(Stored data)

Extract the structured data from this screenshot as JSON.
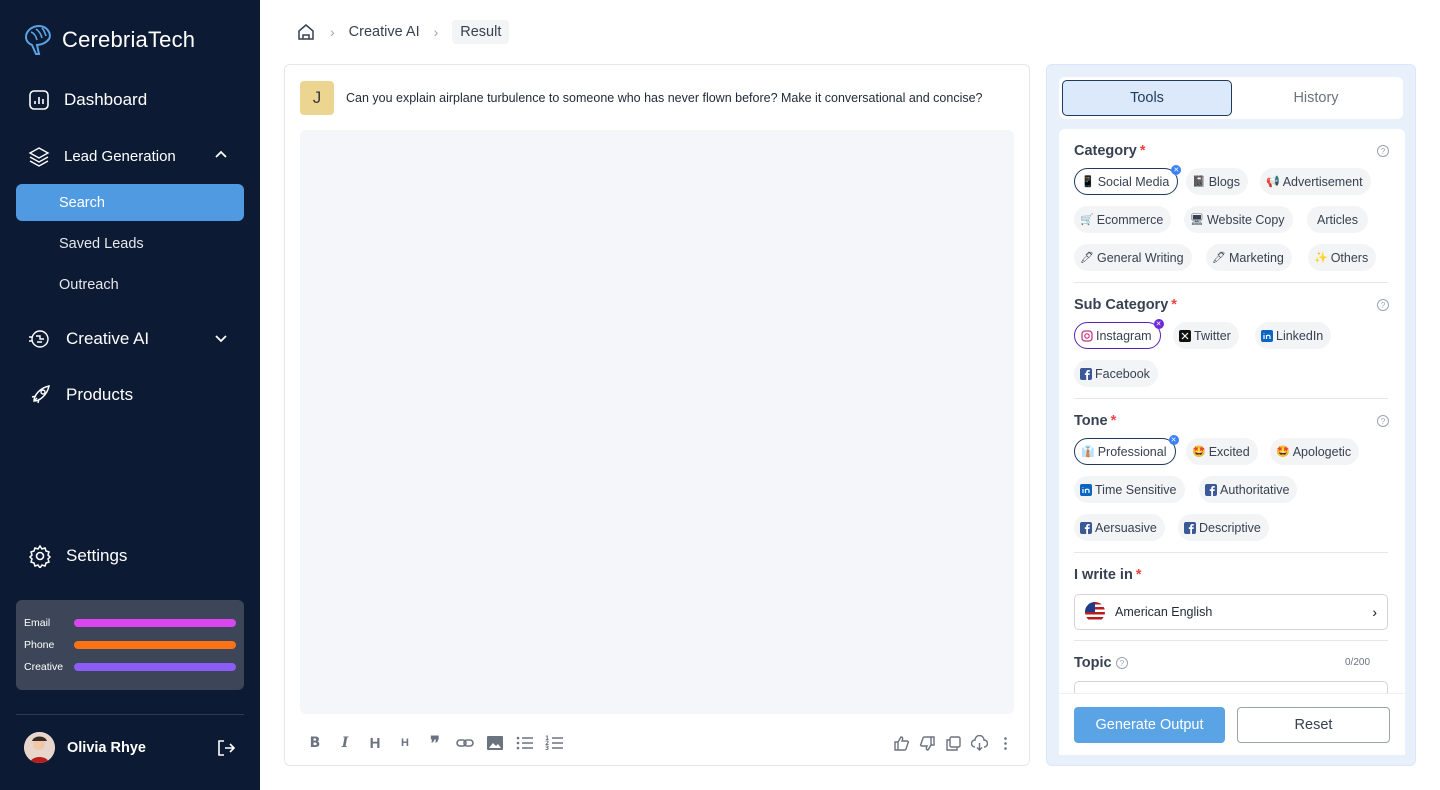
{
  "app": {
    "name": "CerebriaTech"
  },
  "sidebar": {
    "dashboard": "Dashboard",
    "lead_generation": "Lead Generation",
    "lead_sub": [
      "Search",
      "Saved Leads",
      "Outreach"
    ],
    "creative_ai": "Creative AI",
    "products": "Products",
    "settings": "Settings",
    "usage": [
      {
        "label": "Email",
        "color": "#d946ef"
      },
      {
        "label": "Phone",
        "color": "#f97316"
      },
      {
        "label": "Creative",
        "color": "#8b5cf6"
      }
    ],
    "user": {
      "name": "Olivia Rhye"
    }
  },
  "breadcrumb": {
    "items": [
      "Creative AI",
      "Result"
    ]
  },
  "chat": {
    "avatar_initial": "J",
    "question": "Can you explain airplane turbulence to someone who has never flown before? Make it conversational and concise?"
  },
  "tools": {
    "tabs": [
      "Tools",
      "History"
    ],
    "category": {
      "title": "Category",
      "chips": [
        {
          "icon": "📱",
          "label": "Social Media"
        },
        {
          "icon": "📓",
          "label": "Blogs"
        },
        {
          "icon": "📢",
          "label": "Advertisement"
        },
        {
          "icon": "🛒",
          "label": "Ecommerce"
        },
        {
          "icon": "🖥",
          "label": "Website Copy"
        },
        {
          "icon": "",
          "label": "Articles"
        },
        {
          "icon": "🖊",
          "label": "General Writing"
        },
        {
          "icon": "🖊",
          "label": "Marketing"
        },
        {
          "icon": "✨",
          "label": "Others"
        }
      ]
    },
    "subcategory": {
      "title": "Sub Category",
      "chips": [
        {
          "icon": "instagram-icon",
          "label": "Instagram"
        },
        {
          "icon": "x-icon",
          "label": "Twitter"
        },
        {
          "icon": "linkedin-icon",
          "label": "LinkedIn"
        },
        {
          "icon": "facebook-icon",
          "label": "Facebook"
        }
      ]
    },
    "tone": {
      "title": "Tone",
      "chips": [
        {
          "icon": "👔",
          "label": "Professional"
        },
        {
          "icon": "🤩",
          "label": "Excited"
        },
        {
          "icon": "🤩",
          "label": "Apologetic"
        },
        {
          "icon": "linkedin-icon",
          "label": "Time Sensitive"
        },
        {
          "icon": "facebook-icon",
          "label": "Authoritative"
        },
        {
          "icon": "facebook-icon",
          "label": "Aersuasive"
        },
        {
          "icon": "facebook-icon",
          "label": "Descriptive"
        }
      ]
    },
    "language": {
      "title": "I write in",
      "value": "American English"
    },
    "topic": {
      "title": "Topic",
      "counter": "0/200"
    },
    "generate": "Generate Output",
    "reset": "Reset"
  },
  "colors": {
    "sidebar": "#0c1a33",
    "accent": "#4f9ae0"
  }
}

● TASK DETAILS:
Exclude the images, then output the data above word for word.

● THE RESPONSE:
Extract the structured data from this screenshot as JSON.
{
  "app": {
    "name": "CerebriaTech"
  },
  "sidebar": {
    "dashboard": "Dashboard",
    "lead_generation": "Lead Generation",
    "lead_sub": [
      "Search",
      "Saved Leads",
      "Outreach"
    ],
    "creative_ai": "Creative AI",
    "products": "Products",
    "settings": "Settings",
    "usage": [
      {
        "label": "Email",
        "color": "#d946ef"
      },
      {
        "label": "Phone",
        "color": "#f97316"
      },
      {
        "label": "Creative",
        "color": "#8b5cf6"
      }
    ],
    "user": {
      "name": "Olivia Rhye"
    }
  },
  "breadcrumb": {
    "items": [
      "Creative AI",
      "Result"
    ]
  },
  "chat": {
    "avatar_initial": "J",
    "question": "Can you explain airplane turbulence to someone who has never flown before? Make it conversational and concise?"
  },
  "tools": {
    "tabs": [
      "Tools",
      "History"
    ],
    "category": {
      "title": "Category",
      "chips": [
        {
          "icon": "📱",
          "label": "Social Media"
        },
        {
          "icon": "📓",
          "label": "Blogs"
        },
        {
          "icon": "📢",
          "label": "Advertisement"
        },
        {
          "icon": "🛒",
          "label": "Ecommerce"
        },
        {
          "icon": "🖥",
          "label": "Website Copy"
        },
        {
          "icon": "",
          "label": "Articles"
        },
        {
          "icon": "🖊",
          "label": "General Writing"
        },
        {
          "icon": "🖊",
          "label": "Marketing"
        },
        {
          "icon": "✨",
          "label": "Others"
        }
      ]
    },
    "subcategory": {
      "title": "Sub Category",
      "chips": [
        {
          "icon": "instagram-icon",
          "label": "Instagram"
        },
        {
          "icon": "x-icon",
          "label": "Twitter"
        },
        {
          "icon": "linkedin-icon",
          "label": "LinkedIn"
        },
        {
          "icon": "facebook-icon",
          "label": "Facebook"
        }
      ]
    },
    "tone": {
      "title": "Tone",
      "chips": [
        {
          "icon": "👔",
          "label": "Professional"
        },
        {
          "icon": "🤩",
          "label": "Excited"
        },
        {
          "icon": "🤩",
          "label": "Apologetic"
        },
        {
          "icon": "linkedin-icon",
          "label": "Time Sensitive"
        },
        {
          "icon": "facebook-icon",
          "label": "Authoritative"
        },
        {
          "icon": "facebook-icon",
          "label": "Aersuasive"
        },
        {
          "icon": "facebook-icon",
          "label": "Descriptive"
        }
      ]
    },
    "language": {
      "title": "I write in",
      "value": "American English"
    },
    "topic": {
      "title": "Topic",
      "counter": "0/200"
    },
    "generate": "Generate Output",
    "reset": "Reset"
  },
  "colors": {
    "sidebar": "#0c1a33",
    "accent": "#4f9ae0"
  }
}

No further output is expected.